-- BEGIN Information shown --

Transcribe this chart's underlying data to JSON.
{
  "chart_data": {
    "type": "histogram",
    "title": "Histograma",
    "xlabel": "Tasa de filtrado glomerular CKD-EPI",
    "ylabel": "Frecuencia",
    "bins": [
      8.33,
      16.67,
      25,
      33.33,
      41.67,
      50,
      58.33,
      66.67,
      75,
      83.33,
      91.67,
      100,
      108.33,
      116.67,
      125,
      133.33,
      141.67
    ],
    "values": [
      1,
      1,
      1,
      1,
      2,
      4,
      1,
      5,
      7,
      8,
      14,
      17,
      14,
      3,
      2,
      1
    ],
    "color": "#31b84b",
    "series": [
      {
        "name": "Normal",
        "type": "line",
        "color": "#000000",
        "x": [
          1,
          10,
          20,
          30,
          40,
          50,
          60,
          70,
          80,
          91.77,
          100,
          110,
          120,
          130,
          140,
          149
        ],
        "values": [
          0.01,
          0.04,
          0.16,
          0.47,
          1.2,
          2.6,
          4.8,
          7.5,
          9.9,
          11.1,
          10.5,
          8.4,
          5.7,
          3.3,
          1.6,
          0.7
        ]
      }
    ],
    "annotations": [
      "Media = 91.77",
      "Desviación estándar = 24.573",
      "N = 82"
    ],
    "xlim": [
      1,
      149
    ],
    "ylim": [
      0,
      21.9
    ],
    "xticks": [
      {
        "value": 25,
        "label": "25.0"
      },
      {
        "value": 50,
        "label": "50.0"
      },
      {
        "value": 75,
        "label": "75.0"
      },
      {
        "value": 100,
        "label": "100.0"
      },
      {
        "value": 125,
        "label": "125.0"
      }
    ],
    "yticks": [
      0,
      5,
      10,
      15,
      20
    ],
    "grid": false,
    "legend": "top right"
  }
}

-- END Information shown --

Please output the entire listing exactly as it stands.

Transcribe this chart's underlying data to JSON.
{
  "chart_data": {
    "type": "histogram",
    "title": "Histograma",
    "xlabel": "Tasa de filtrado glomerular CKD-EPI",
    "ylabel": "Frecuencia",
    "bins": [
      8.33,
      16.67,
      25,
      33.33,
      41.67,
      50,
      58.33,
      66.67,
      75,
      83.33,
      91.67,
      100,
      108.33,
      116.67,
      125,
      133.33,
      141.67
    ],
    "values": [
      1,
      1,
      1,
      1,
      2,
      4,
      1,
      5,
      7,
      8,
      14,
      17,
      14,
      3,
      2,
      1
    ],
    "color": "#31b84b",
    "series": [
      {
        "name": "Normal",
        "type": "line",
        "color": "#000000",
        "x": [
          1,
          10,
          20,
          30,
          40,
          50,
          60,
          70,
          80,
          91.77,
          100,
          110,
          120,
          130,
          140,
          149
        ],
        "values": [
          0.01,
          0.04,
          0.16,
          0.47,
          1.2,
          2.6,
          4.8,
          7.5,
          9.9,
          11.1,
          10.5,
          8.4,
          5.7,
          3.3,
          1.6,
          0.7
        ]
      }
    ],
    "annotations": [
      "Media = 91.77",
      "Desviación estándar = 24.573",
      "N = 82"
    ],
    "xlim": [
      1,
      149
    ],
    "ylim": [
      0,
      21.9
    ],
    "xticks": [
      {
        "value": 25,
        "label": "25.0"
      },
      {
        "value": 50,
        "label": "50.0"
      },
      {
        "value": 75,
        "label": "75.0"
      },
      {
        "value": 100,
        "label": "100.0"
      },
      {
        "value": 125,
        "label": "125.0"
      }
    ],
    "yticks": [
      0,
      5,
      10,
      15,
      20
    ],
    "grid": false,
    "legend": "top right"
  }
}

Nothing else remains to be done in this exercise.